Collected data
-- start --

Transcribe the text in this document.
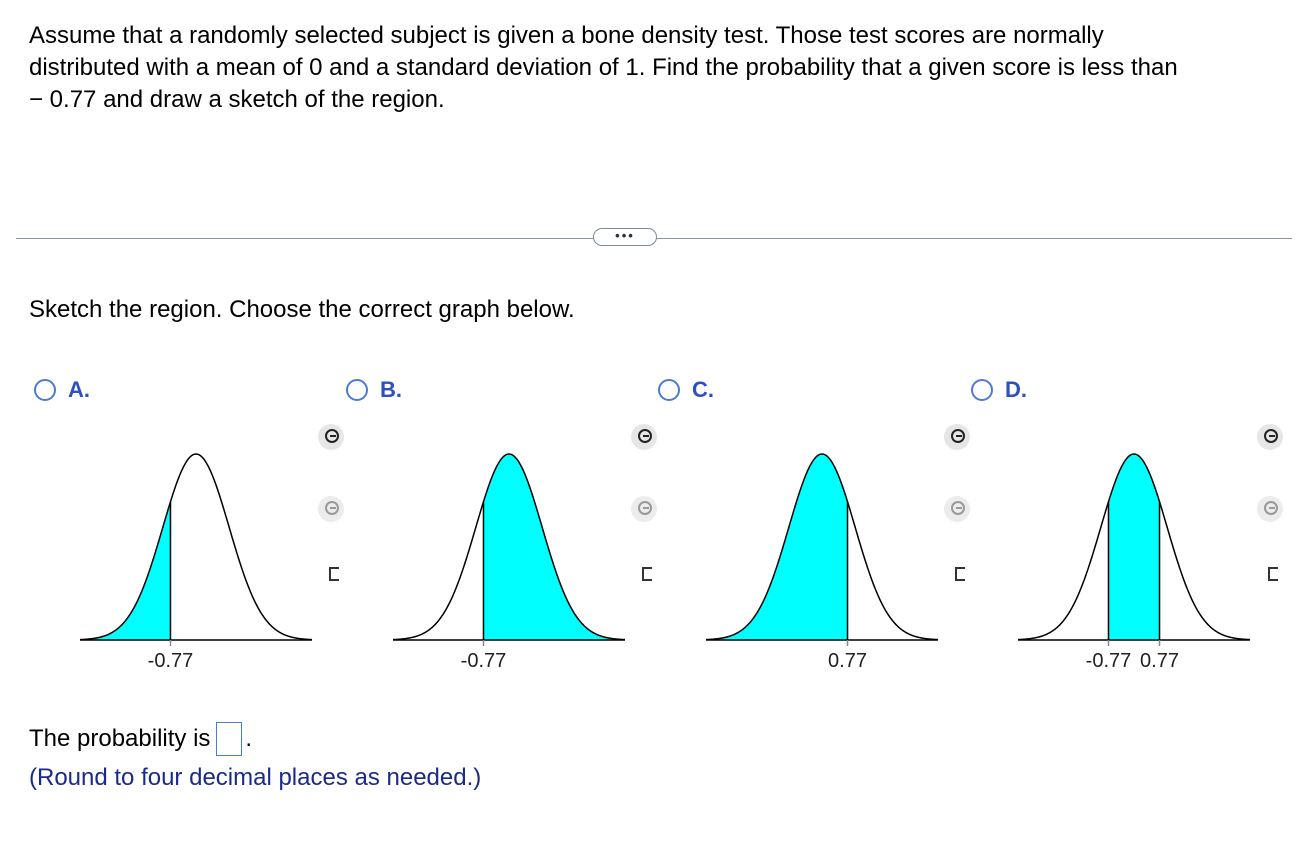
Assume that a randomly selected subject is given a bone density test. Those test scores are normally
distributed with a mean of 0 and a standard deviation of 1. Find the probability that a given score is less than
− 0.77 and draw a sketch of the region.
•••
Sketch the region. Choose the correct graph below.
A.
-0.77
B.
-0.77
C.
0.77
D.
-0.77 0.77
The probability is .
(Round to four decimal places as needed.)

-- end --

Problem to solve | Scan the listing above and identify each line holding the string "that"; copy every such line.

Worked solution |
Assume that a randomly selected subject is given a bone density test. Those test scores are normally
distributed with a mean of 0 and a standard deviation of 1. Find the probability that a given score is less than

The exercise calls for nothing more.